TASK DESCRIPTION – Set down each entry from the block beneath, exactly as written.

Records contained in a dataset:
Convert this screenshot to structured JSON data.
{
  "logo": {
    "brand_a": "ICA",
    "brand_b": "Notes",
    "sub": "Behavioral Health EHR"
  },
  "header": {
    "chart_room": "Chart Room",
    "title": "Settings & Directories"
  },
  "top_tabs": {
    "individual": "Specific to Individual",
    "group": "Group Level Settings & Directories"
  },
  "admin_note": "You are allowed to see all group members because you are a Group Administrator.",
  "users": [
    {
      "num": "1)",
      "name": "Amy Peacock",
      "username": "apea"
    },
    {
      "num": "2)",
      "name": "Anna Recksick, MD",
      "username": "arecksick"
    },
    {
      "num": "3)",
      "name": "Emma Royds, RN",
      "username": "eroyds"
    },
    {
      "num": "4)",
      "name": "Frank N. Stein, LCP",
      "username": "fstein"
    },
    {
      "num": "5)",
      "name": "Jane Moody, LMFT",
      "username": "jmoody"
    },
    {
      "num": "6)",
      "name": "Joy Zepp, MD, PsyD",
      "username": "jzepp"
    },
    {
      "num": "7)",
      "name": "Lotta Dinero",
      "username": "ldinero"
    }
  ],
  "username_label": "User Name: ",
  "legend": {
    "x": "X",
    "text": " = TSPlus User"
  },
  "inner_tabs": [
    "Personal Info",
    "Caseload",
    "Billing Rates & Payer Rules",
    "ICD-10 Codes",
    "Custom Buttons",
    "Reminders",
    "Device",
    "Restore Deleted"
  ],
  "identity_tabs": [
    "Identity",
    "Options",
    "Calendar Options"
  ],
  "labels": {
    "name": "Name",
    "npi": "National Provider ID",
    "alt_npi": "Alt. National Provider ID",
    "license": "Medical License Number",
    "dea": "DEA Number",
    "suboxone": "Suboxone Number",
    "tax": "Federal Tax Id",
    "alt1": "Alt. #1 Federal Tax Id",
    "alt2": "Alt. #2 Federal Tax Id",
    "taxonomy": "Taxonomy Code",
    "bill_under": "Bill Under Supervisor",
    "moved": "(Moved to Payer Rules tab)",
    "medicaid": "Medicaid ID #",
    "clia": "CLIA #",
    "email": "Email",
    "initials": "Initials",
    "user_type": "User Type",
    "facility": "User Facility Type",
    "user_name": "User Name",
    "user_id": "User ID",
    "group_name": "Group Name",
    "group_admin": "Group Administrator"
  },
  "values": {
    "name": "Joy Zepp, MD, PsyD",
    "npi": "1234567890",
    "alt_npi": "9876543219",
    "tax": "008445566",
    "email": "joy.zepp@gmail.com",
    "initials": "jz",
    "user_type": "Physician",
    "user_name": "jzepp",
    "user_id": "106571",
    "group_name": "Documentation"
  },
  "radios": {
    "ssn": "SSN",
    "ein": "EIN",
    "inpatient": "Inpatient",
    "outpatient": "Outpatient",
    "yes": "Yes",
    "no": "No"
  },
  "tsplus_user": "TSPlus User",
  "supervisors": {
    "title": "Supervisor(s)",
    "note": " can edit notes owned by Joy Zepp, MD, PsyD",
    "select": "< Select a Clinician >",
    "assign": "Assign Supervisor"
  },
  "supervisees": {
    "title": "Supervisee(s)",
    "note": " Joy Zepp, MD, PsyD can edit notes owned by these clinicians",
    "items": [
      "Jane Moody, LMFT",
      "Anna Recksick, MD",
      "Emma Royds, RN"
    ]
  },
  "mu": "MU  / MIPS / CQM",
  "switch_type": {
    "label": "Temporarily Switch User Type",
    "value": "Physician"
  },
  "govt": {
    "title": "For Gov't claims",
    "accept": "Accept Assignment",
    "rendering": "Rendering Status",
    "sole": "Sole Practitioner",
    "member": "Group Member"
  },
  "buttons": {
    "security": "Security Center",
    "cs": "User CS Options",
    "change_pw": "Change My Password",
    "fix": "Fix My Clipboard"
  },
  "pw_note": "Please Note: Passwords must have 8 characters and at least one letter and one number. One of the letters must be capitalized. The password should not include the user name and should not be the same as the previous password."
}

SOLUTION –
Convert this screenshot to structured JSON data.
{
  "logo": {
    "brand_a": "ICA",
    "brand_b": "Notes",
    "sub": "Behavioral Health EHR"
  },
  "header": {
    "chart_room": "Chart Room",
    "title": "Settings & Directories"
  },
  "top_tabs": {
    "individual": "Specific to Individual",
    "group": "Group Level Settings & Directories"
  },
  "admin_note": "You are allowed to see all group members because you are a Group Administrator.",
  "users": [
    {
      "num": "1)",
      "name": "Amy Peacock",
      "username": "apea"
    },
    {
      "num": "2)",
      "name": "Anna Recksick, MD",
      "username": "arecksick"
    },
    {
      "num": "3)",
      "name": "Emma Royds, RN",
      "username": "eroyds"
    },
    {
      "num": "4)",
      "name": "Frank N. Stein, LCP",
      "username": "fstein"
    },
    {
      "num": "5)",
      "name": "Jane Moody, LMFT",
      "username": "jmoody"
    },
    {
      "num": "6)",
      "name": "Joy Zepp, MD, PsyD",
      "username": "jzepp"
    },
    {
      "num": "7)",
      "name": "Lotta Dinero",
      "username": "ldinero"
    }
  ],
  "username_label": "User Name: ",
  "legend": {
    "x": "X",
    "text": " = TSPlus User"
  },
  "inner_tabs": [
    "Personal Info",
    "Caseload",
    "Billing Rates & Payer Rules",
    "ICD-10 Codes",
    "Custom Buttons",
    "Reminders",
    "Device",
    "Restore Deleted"
  ],
  "identity_tabs": [
    "Identity",
    "Options",
    "Calendar Options"
  ],
  "labels": {
    "name": "Name",
    "npi": "National Provider ID",
    "alt_npi": "Alt. National Provider ID",
    "license": "Medical License Number",
    "dea": "DEA Number",
    "suboxone": "Suboxone Number",
    "tax": "Federal Tax Id",
    "alt1": "Alt. #1 Federal Tax Id",
    "alt2": "Alt. #2 Federal Tax Id",
    "taxonomy": "Taxonomy Code",
    "bill_under": "Bill Under Supervisor",
    "moved": "(Moved to Payer Rules tab)",
    "medicaid": "Medicaid ID #",
    "clia": "CLIA #",
    "email": "Email",
    "initials": "Initials",
    "user_type": "User Type",
    "facility": "User Facility Type",
    "user_name": "User Name",
    "user_id": "User ID",
    "group_name": "Group Name",
    "group_admin": "Group Administrator"
  },
  "values": {
    "name": "Joy Zepp, MD, PsyD",
    "npi": "1234567890",
    "alt_npi": "9876543219",
    "tax": "008445566",
    "email": "joy.zepp@gmail.com",
    "initials": "jz",
    "user_type": "Physician",
    "user_name": "jzepp",
    "user_id": "106571",
    "group_name": "Documentation"
  },
  "radios": {
    "ssn": "SSN",
    "ein": "EIN",
    "inpatient": "Inpatient",
    "outpatient": "Outpatient",
    "yes": "Yes",
    "no": "No"
  },
  "tsplus_user": "TSPlus User",
  "supervisors": {
    "title": "Supervisor(s)",
    "note": " can edit notes owned by Joy Zepp, MD, PsyD",
    "select": "< Select a Clinician >",
    "assign": "Assign Supervisor"
  },
  "supervisees": {
    "title": "Supervisee(s)",
    "note": " Joy Zepp, MD, PsyD can edit notes owned by these clinicians",
    "items": [
      "Jane Moody, LMFT",
      "Anna Recksick, MD",
      "Emma Royds, RN"
    ]
  },
  "mu": "MU  / MIPS / CQM",
  "switch_type": {
    "label": "Temporarily Switch User Type",
    "value": "Physician"
  },
  "govt": {
    "title": "For Gov't claims",
    "accept": "Accept Assignment",
    "rendering": "Rendering Status",
    "sole": "Sole Practitioner",
    "member": "Group Member"
  },
  "buttons": {
    "security": "Security Center",
    "cs": "User CS Options",
    "change_pw": "Change My Password",
    "fix": "Fix My Clipboard"
  },
  "pw_note": "Please Note: Passwords must have 8 characters and at least one letter and one number. One of the letters must be capitalized. The password should not include the user name and should not be the same as the previous password."
}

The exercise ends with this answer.